> _Set task_:
Please repeat all of the lines that follow, exactly as written.

> _Material supplied_:
──────

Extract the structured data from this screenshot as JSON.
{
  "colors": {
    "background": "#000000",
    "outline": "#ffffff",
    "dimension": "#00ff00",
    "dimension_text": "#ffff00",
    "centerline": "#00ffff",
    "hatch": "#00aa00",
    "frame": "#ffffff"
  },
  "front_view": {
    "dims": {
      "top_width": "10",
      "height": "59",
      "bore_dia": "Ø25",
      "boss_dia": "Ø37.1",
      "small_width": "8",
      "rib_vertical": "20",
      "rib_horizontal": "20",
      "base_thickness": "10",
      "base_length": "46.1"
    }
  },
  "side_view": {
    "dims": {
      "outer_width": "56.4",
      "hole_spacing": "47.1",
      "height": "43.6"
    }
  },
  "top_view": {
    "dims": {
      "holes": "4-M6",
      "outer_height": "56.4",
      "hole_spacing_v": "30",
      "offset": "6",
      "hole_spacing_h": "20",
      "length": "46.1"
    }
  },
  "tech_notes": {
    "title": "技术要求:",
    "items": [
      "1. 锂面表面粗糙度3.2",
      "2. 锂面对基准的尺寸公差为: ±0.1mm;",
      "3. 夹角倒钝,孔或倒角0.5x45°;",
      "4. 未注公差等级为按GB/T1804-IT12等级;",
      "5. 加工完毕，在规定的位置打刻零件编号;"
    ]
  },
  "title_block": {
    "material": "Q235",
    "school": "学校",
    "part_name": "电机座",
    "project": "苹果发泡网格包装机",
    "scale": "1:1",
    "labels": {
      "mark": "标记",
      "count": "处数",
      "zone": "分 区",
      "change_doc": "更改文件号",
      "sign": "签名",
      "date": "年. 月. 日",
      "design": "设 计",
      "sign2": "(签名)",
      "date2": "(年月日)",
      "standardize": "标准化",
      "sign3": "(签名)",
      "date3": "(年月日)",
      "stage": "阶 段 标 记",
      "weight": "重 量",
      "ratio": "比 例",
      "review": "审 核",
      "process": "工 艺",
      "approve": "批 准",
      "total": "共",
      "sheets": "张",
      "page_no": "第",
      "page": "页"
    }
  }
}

──────

> _Response for this exercise_:
Extract the structured data from this screenshot as JSON.
{
  "colors": {
    "background": "#000000",
    "outline": "#ffffff",
    "dimension": "#00ff00",
    "dimension_text": "#ffff00",
    "centerline": "#00ffff",
    "hatch": "#00aa00",
    "frame": "#ffffff"
  },
  "front_view": {
    "dims": {
      "top_width": "10",
      "height": "59",
      "bore_dia": "Ø25",
      "boss_dia": "Ø37.1",
      "small_width": "8",
      "rib_vertical": "20",
      "rib_horizontal": "20",
      "base_thickness": "10",
      "base_length": "46.1"
    }
  },
  "side_view": {
    "dims": {
      "outer_width": "56.4",
      "hole_spacing": "47.1",
      "height": "43.6"
    }
  },
  "top_view": {
    "dims": {
      "holes": "4-M6",
      "outer_height": "56.4",
      "hole_spacing_v": "30",
      "offset": "6",
      "hole_spacing_h": "20",
      "length": "46.1"
    }
  },
  "tech_notes": {
    "title": "技术要求:",
    "items": [
      "1. 锂面表面粗糙度3.2",
      "2. 锂面对基准的尺寸公差为: ±0.1mm;",
      "3. 夹角倒钝,孔或倒角0.5x45°;",
      "4. 未注公差等级为按GB/T1804-IT12等级;",
      "5. 加工完毕，在规定的位置打刻零件编号;"
    ]
  },
  "title_block": {
    "material": "Q235",
    "school": "学校",
    "part_name": "电机座",
    "project": "苹果发泡网格包装机",
    "scale": "1:1",
    "labels": {
      "mark": "标记",
      "count": "处数",
      "zone": "分 区",
      "change_doc": "更改文件号",
      "sign": "签名",
      "date": "年. 月. 日",
      "design": "设 计",
      "sign2": "(签名)",
      "date2": "(年月日)",
      "standardize": "标准化",
      "sign3": "(签名)",
      "date3": "(年月日)",
      "stage": "阶 段 标 记",
      "weight": "重 量",
      "ratio": "比 例",
      "review": "审 核",
      "process": "工 艺",
      "approve": "批 准",
      "total": "共",
      "sheets": "张",
      "page_no": "第",
      "page": "页"
    }
  }
}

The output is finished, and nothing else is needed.